**Task statement:** Keep the pictures out and restate every record exactly.

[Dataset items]
----

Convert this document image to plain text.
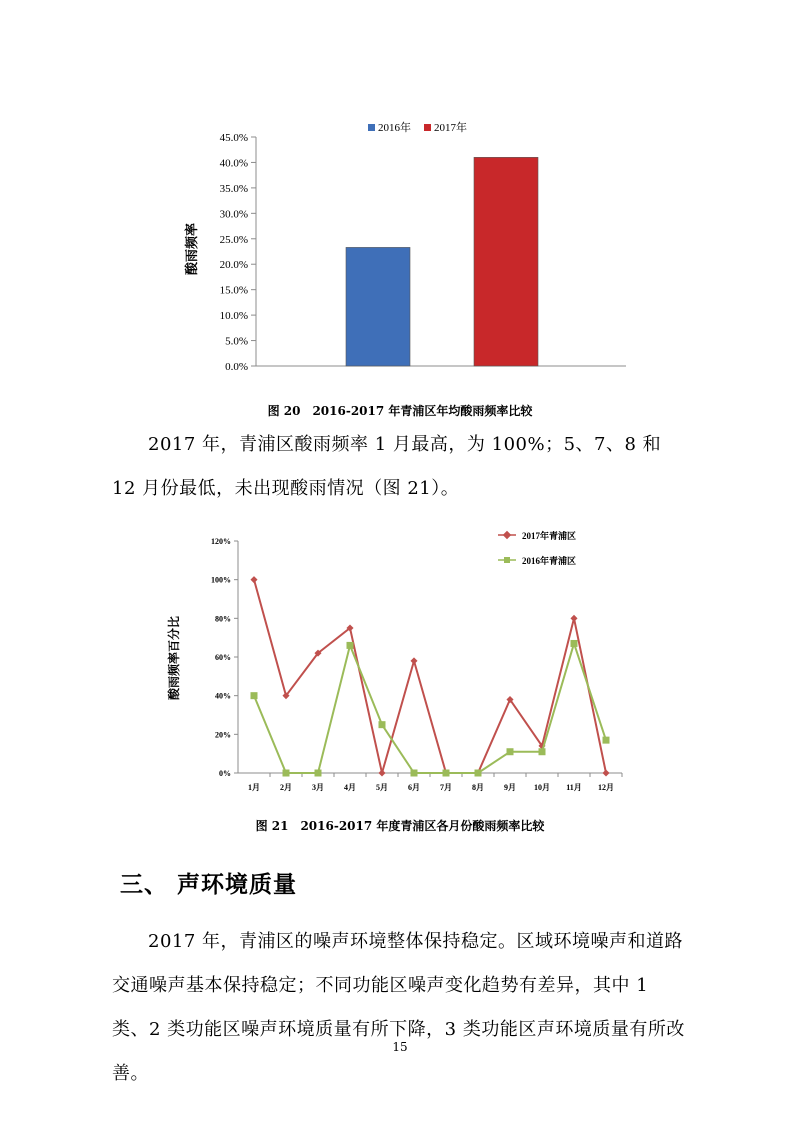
2016年 2017年
酸雨频率
0.0%
5.0%
10.0%
15.0%
20.0%
25.0%
30.0%
35.0%
40.0%
45.0%
图 20　2016-2017 年青浦区年均酸雨频率比较
2017 年，青浦区酸雨频率 1 月最高，为 100%；5、7、8 和 12 月份最低，未出现酸雨情况（图 21）。
酸雨频率百分比
2017年青浦区
2016年青浦区
0%
20%
40%
60%
80%
100%
120%
1月	2月	3月	4月	5月	6月	7月	8月	9月 10月 11月 12月
图 21　2016-2017 年度青浦区各月份酸雨频率比较
三、 声环境质量
2017 年，青浦区的噪声环境整体保持稳定。区域环境噪声和道路交通噪声基本保持稳定；不同功能区噪声变化趋势有差异，其中 1 类、2 类功能区噪声环境质量有所下降，3 类功能区声环境质量有所改善。
15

----

**Complete answer:**
Convert this document image to plain text.
2016年 2017年
酸雨频率
0.0%
5.0%
10.0%
15.0%
20.0%
25.0%
30.0%
35.0%
40.0%
45.0%
图 20　2016-2017 年青浦区年均酸雨频率比较
2017 年，青浦区酸雨频率 1 月最高，为 100%；5、7、8 和 12 月份最低，未出现酸雨情况（图 21）。
酸雨频率百分比
2017年青浦区
2016年青浦区
0%
20%
40%
60%
80%
100%
120%
1月	2月	3月	4月	5月	6月	7月	8月	9月 10月 11月 12月
图 21　2016-2017 年度青浦区各月份酸雨频率比较
三、 声环境质量
2017 年，青浦区的噪声环境整体保持稳定。区域环境噪声和道路交通噪声基本保持稳定；不同功能区噪声变化趋势有差异，其中 1 类、2 类功能区噪声环境质量有所下降，3 类功能区声环境质量有所改善。
15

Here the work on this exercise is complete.